## [EXCERPTED PASSAGE]
Assignment Editor Career Profile and Job Description
An assignment editor works at the assignment desk, which is the nerve center of any TV newsroom. This is where crews are dispatched to cover news stories, police and fire scanners monitor breaking news and phones are constantly in use to try to get information.
The assignment editor leads this vital newsroom function, which makes this career path one of the most important. The assignment editor often helps choose which tv reporter gets to cover the governor and which one goes to a school graduation.
When other news develops, it's up to the assignment editor to pull crews off their stories to send them to the scene.
An assignment editor also has a role working with a tv producer in deciding which crews will take live trucks or a helicopter to their stories so they can broadcast live during the newscast. The assignment editor's day is largely spent shifting people and equipment around so that as many stories get covered as possible, with an eye out on how to handle breaking news coverage at any moment.
Salary Range for an Assignment Editor
An assignment editor in a small DMA can usually expect to earn about $20,000 to $25,000 to start. At a small station, there is often one assignment editor, who may have the title of assignment manager, who is responsible for organizing the desk to operate 24/7.
In that scenario, the assignment editor is one of the top newsroom managers and may also handle the newsroom staff's work schedules, overtime, and vacation.
In larger newsrooms, there may be a team of assignment editors to make sure the desk is staffed around the clock.
An individual assignment editor would check up on crews and monitor for breaking news, but would not have the same managerial duties because there would be others in the newsroom to handle that. So the salary likely would not increase much at a large station because the responsibilities would be different.
Education and Training Required to Become an Assignment Editor
Most assignment editors have the same communications or journalism degrees as others in the newsroom. Many assignment editors don't actually write news scripts -- not because they don't have the skills, but because there is so much else for them to do.
An assignment editor has to be able to gather all the information needed to write those scripts. That requires a lot of work on the telephones getting details and updates, like calling to find out whether a shooting victim has died so that a script will accurate for the 6 o'clock news. So there has to be knowledge of which information is needed the most in writing stories.

## [TASKS FOR THIS EXERCISE]
1. In the assignment editor career profile, what starting salary can an assignment editor in a small DMA usually expect?
2. Return the passage of the assignment editor career profile starting at "In that scenario, the" and ending at "around the clock.".

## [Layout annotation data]

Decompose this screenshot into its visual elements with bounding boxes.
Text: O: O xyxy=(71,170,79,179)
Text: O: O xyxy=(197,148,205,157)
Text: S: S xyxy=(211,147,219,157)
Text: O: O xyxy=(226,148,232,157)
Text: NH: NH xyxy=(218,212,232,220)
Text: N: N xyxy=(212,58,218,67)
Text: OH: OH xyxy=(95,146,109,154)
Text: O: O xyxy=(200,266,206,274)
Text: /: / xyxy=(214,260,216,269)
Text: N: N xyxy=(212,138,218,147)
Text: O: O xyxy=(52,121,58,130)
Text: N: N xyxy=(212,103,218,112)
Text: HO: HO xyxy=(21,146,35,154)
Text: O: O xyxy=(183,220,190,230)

## [ANSWER SET]
1. About $20,000 to $25,000.

2.
In that scenario, the assignment editor is one of the top newsroom managers and may also handle the newsroom staff's work schedules, overtime, and vacation.
In larger newsrooms, there may be a team of assignment editors to make sure the desk is staffed around the clock.